Jack by far is the best gallery in SF if not the states and is representing some of the best art in the world, no shit, he is the man and he has shown and supported my work since the mid-eighties.
And much thanx to Jonathan Foote for electrical engineering support right down to the wire.

PRESS:
SF WEEKLY Saturday, February 21, 2004 Ye Olde Castrator/ Jaws is a steel contraption inside a vintage suitcase, which, in the words of its creator, "has a movement sensor that is very moody and goes off when someone gets VERY CLOSE to its razor-sharp snappyjaws." So it won't come and get you, but people visiting Kal Spelletich's show "Machines, Robots, Video" should probably think hard about where their appendages are relative to the art. The drawing machines, the whiskey-pouring machine (voted best by journalists!), even the fingernails-on-a-chalkboard machine: All these are, physically speaking, harmless. Several other pieces are extremely dangerous, and some could kill you -- this is Spelletich's hallmark. It's all in the name of good art. Are you afraid of it? Do you respect it? Does your heart rate rise just to be near it? Well, good. You ought to be paying more attention to art anyway. The exhibition is up through Feb. 28 at the Jack Hanley Gallery, 395 Valencia (at 15th Street), S.F. Admission is free; call 522-1623 or visit www.jackhanley.com . http://www.sfweekly.com/issues/2004-02-18/nightday2.html/1/index.html

Art for the Ashcroft era san francisco bay guardian sfbg.com  Lately mad scientist-artist-inventor Kal Spelletich has been building a lot of mutant polygraph machines, fusing the electrical guts of lie-detector devices – heart-rate, perspiration, and voice-stress analyzers – with strange and ominous robotics. One machine blows spinning halos of fire. Another uses a pen-equipped mechanical arm to scribble away on sheets of paper. All are hooked up to humans. Talk shit and these machines know – and respond. "This is kind of my PATRIOT Act twist," laughs Spelletich, the driving force behind the Seemen, a critically lauded robot art troop. "I'm experimenting with the same medium our government is." Spelletich brings an assortment of his interactive nightmare machines to the close confines of Valencia Street's Jack Hanley Gallery for an intimate exhibition running through Feb. 28. Though he won't be showing any of his massive flame-spitting pyro-robots, visitors get to play with a bunch of smaller, slightly less menacing interactive machines, like the Portable Castrator (which features a pair of snapping steel jaws) and a clawed steel hand that drags itself across a blackboard. Tonight's opening features DJ Ragi Da Lawyer. Through Feb. 28. Opens tonight, 6-8 p.m. (gallery hours: Tues.-Sat., 11 a.m.-6 p.m.), Jack Hanley Gallery, 395 Valencia, S.F. Free. (415) 522-1623, www.jackhanley.com . (A.C. Thompson)

======

- _Written request 1_
In the text on Kal Spelletich's show, copy everything from "Jack by far" down to "since the mid-eighties.", substituting "art space" for "gallery".
- _Written request 2_
Translate this sentence from the text on Kal Spelletich's show into Spanish: "One machine blows spinning halos of fire."
None of the data is needed for this work.

======

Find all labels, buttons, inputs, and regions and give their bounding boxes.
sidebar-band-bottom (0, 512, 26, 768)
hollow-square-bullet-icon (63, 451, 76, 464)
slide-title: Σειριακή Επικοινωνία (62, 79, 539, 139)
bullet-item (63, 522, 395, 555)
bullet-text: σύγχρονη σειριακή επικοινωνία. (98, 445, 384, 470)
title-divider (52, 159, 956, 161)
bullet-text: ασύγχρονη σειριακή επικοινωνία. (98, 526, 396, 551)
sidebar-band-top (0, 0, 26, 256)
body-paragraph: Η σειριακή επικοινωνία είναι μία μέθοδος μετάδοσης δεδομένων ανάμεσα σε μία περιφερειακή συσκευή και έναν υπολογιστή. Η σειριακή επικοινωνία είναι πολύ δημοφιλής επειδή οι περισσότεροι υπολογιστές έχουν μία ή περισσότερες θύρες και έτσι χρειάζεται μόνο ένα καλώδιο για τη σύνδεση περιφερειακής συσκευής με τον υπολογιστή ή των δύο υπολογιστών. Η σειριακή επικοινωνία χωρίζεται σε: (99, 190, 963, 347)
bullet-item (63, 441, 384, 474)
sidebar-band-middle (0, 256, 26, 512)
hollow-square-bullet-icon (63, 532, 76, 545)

======

- _Solution 1_
Jack by far is the best art space in SF if not the states and is representing some of the best art in the world, no shit, he is the man and he has shown and supported my work since the mid-eighties.

- _Solution 2_
Una máquina lanza halos giratorios de fuego.